***** Provided records
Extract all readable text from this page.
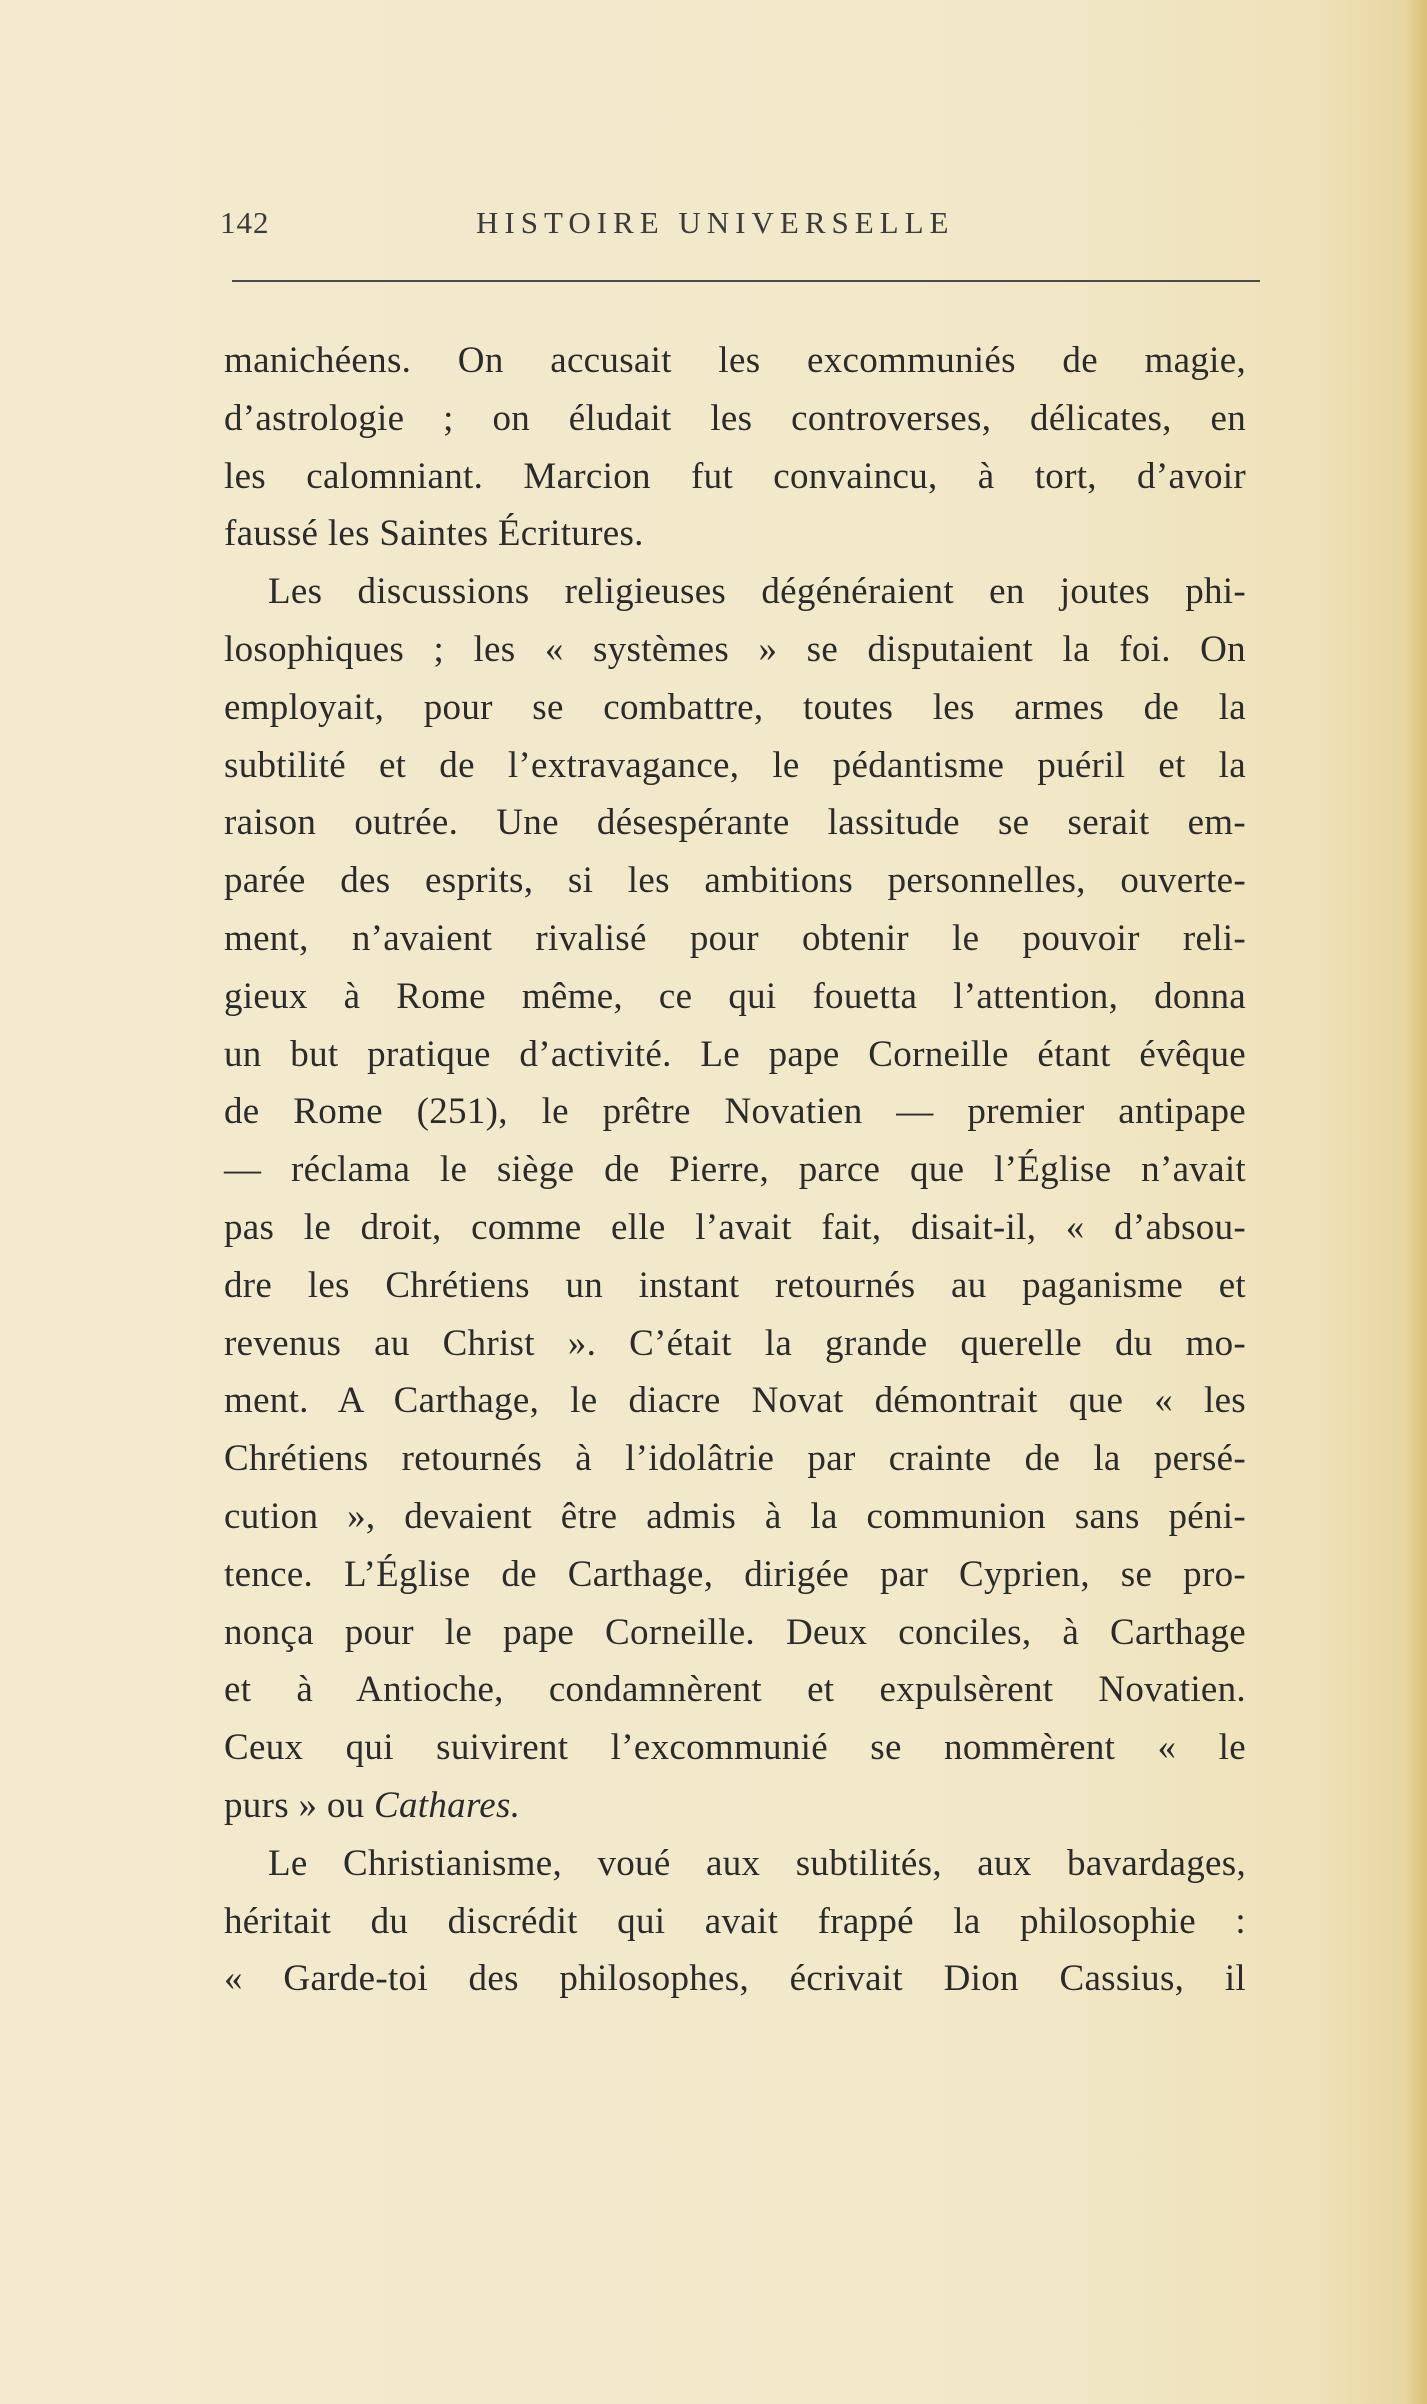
142	HISTOIRE UNIVERSELLE
manichéens. On accusait les excommuniés de magie,
d’astrologie ; on éludait les controverses, délicates, en
les calomniant. Marcion fut convaincu, à tort, d’avoir
faussé les Saintes Écritures.
Les discussions religieuses dégénéraient en joutes phi-
losophiques ; les « systèmes » se disputaient la foi. On
employait, pour se combattre, toutes les armes de la
subtilité et de l’extravagance, le pédantisme puéril et la
raison outrée. Une désespérante lassitude se serait em-
parée des esprits, si les ambitions personnelles, ouverte-
ment, n’avaient rivalisé pour obtenir le pouvoir reli-
gieux à Rome même, ce qui fouetta l’attention, donna
un but pratique d’activité. Le pape Corneille étant évêque
de Rome (251), le prêtre Novatien — premier antipape
— réclama le siège de Pierre, parce que l’Église n’avait
pas le droit, comme elle l’avait fait, disait-il, « d’absou-
dre les Chrétiens un instant retournés au paganisme et
revenus au Christ ». C’était la grande querelle du mo-
ment. A Carthage, le diacre Novat démontrait que « les
Chrétiens retournés à l’idolâtrie par crainte de la persé-
cution », devaient être admis à la communion sans péni-
tence. L’Église de Carthage, dirigée par Cyprien, se pro-
nonça pour le pape Corneille. Deux conciles, à Carthage
et à Antioche, condamnèrent et expulsèrent Novatien.
Ceux qui suivirent l’excommunié se nommèrent « le
purs » ou Cathares.
Le Christianisme, voué aux subtilités, aux bavardages,
héritait du discrédit qui avait frappé la philosophie :
« Garde-toi des philosophes, écrivait Dion Cassius, il
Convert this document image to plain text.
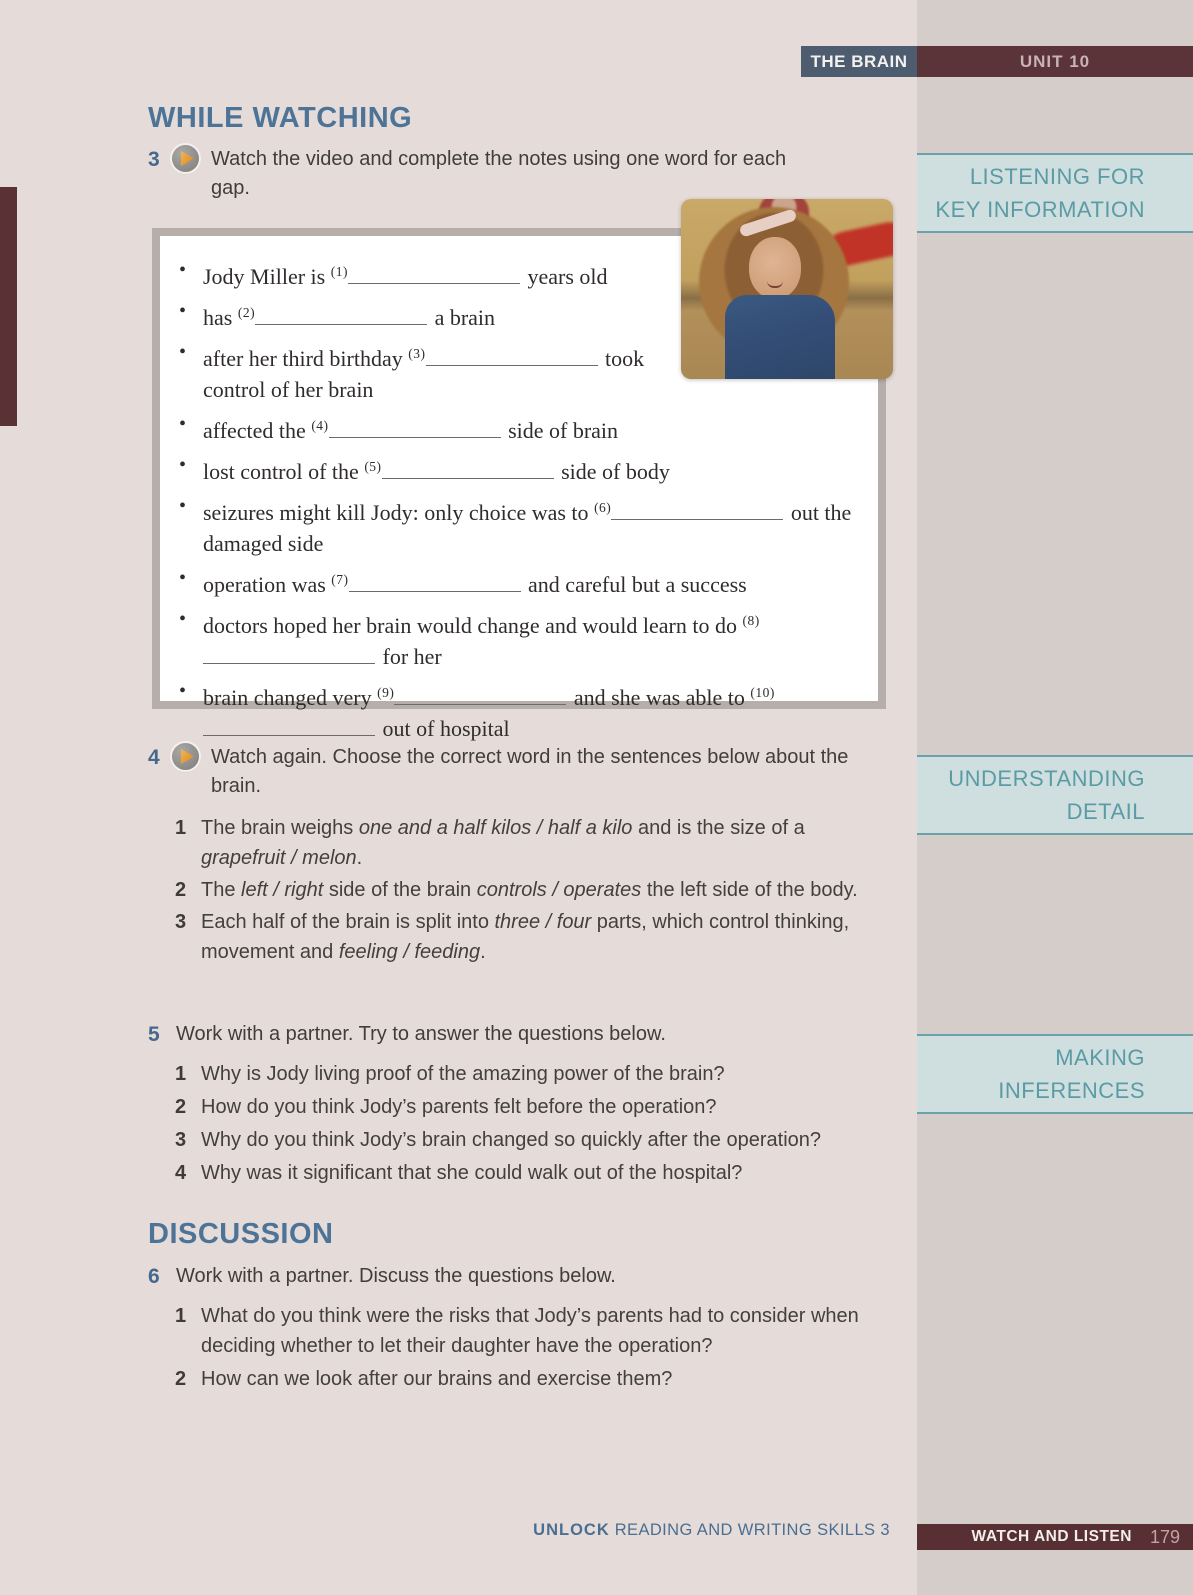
THE BRAIN	UNIT 10
LISTENING FOR KEY INFORMATION
UNDERSTANDING DETAIL
MAKING INFERENCES
WHILE WATCHING
3	Watch the video and complete the notes using one word for each gap.
• Jody Miller is $^{(1)}$	years old
• has $^{(2)}$	a brain
• after her third birthday $^{(3)}$	took control of her brain
• affected the $^{(4)}$	side of brain
• lost control of the $^{(5)}$	side of body
• seizures might kill Jody: only choice was to $^{(6)}$	out the damaged side
• operation was $^{(7)}$	and careful but a success
• doctors hoped her brain would change and would learn to do $^{(8)}$ for her
• brain changed very $^{(9)}$	and she was able to $^{(10)}$ out of hospital
4	Watch again. Choose the correct word in the sentences below about the brain.
The brain weighs one and a half kilos / half a kilo and is the size of a grapefruit / melon.
The left / right side of the brain controls / operates the left side of the body.
Each half of the brain is split into three / four parts, which control thinking, movement and feeling / feeding.
5 Work with a partner. Try to answer the questions below.
Why is Jody living proof of the amazing power of the brain?
How do you think Jody’s parents felt before the operation?
Why do you think Jody’s brain changed so quickly after the operation?
Why was it significant that she could walk out of the hospital?
DISCUSSION
6 Work with a partner. Discuss the questions below.
What do you think were the risks that Jody’s parents had to consider when deciding whether to let their daughter have the operation?
How can we look after our brains and exercise them?
UNLOCK READING AND WRITING SKILLS 3	WATCH AND LISTEN 179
**********
• _Task objective_
Look through the data and show every line containing "word".

• _Reply_
3	Watch the video and complete the notes using one word for each gap.
4	Watch again. Choose the correct word in the sentences below about the brain.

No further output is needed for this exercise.